→ Task instructions
In the mailing-list message about the lru_lock patchset, what kind of tags does the reply say the patchset has not yet received?

→ Selected excerpt
Message ID | 1577264666-246071-1-git-send-email-alex.shi@linux.alibaba.com (mailing list archive) |
---|---|
Headers | show |
Series | per lruvec lru_lock for memcg | expand |
On Wed, 25 Dec 2019 17:04:16 +0800 Alex Shi <alex.shi@linux.alibaba.com> wrote: > This patchset move lru_lock into lruvec, give a lru_lock for each of > lruvec, thus bring a lru_lock for each of memcg per node. I see that there has been plenty of feedback on previous versions, but no acked/reviewed tags as yet. I think I'll take a pass for now, see what the audience feedback looks like ;)

(Element-and-box listings)
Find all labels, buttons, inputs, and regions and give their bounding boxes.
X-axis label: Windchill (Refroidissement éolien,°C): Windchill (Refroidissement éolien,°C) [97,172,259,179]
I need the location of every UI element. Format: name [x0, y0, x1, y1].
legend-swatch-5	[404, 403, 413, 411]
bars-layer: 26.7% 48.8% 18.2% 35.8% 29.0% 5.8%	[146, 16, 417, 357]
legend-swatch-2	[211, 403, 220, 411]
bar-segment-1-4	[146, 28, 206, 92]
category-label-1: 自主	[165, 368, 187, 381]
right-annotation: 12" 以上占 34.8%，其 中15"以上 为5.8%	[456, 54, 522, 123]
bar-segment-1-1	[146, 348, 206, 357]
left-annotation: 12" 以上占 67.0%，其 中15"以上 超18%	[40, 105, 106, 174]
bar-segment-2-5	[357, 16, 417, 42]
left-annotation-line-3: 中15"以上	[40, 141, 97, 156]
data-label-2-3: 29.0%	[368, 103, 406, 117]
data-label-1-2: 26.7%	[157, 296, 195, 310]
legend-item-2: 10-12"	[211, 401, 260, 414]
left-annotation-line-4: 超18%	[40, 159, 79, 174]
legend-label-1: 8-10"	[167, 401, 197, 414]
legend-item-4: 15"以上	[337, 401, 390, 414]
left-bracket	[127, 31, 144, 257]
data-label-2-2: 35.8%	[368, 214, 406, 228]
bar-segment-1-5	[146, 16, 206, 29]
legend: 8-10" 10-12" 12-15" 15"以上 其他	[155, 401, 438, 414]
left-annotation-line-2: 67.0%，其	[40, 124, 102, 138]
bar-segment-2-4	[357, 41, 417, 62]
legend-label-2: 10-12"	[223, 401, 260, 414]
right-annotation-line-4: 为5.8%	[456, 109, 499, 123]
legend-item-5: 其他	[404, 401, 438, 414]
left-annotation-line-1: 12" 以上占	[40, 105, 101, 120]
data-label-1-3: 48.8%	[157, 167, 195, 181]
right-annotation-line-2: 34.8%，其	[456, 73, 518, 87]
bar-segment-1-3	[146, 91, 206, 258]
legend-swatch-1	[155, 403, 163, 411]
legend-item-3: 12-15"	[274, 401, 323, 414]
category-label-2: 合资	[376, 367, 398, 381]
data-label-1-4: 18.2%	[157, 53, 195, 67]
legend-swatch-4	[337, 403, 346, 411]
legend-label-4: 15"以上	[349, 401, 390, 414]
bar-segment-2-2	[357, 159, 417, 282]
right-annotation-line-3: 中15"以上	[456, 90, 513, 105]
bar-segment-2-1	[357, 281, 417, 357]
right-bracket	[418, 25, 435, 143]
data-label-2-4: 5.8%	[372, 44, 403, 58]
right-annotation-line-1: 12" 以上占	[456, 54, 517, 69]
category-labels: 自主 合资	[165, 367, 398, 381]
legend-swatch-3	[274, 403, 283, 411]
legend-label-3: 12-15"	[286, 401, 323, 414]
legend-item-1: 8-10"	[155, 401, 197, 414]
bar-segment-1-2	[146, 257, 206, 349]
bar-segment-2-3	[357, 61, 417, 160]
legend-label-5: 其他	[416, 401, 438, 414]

→ Complete answer
Acked or reviewed tags.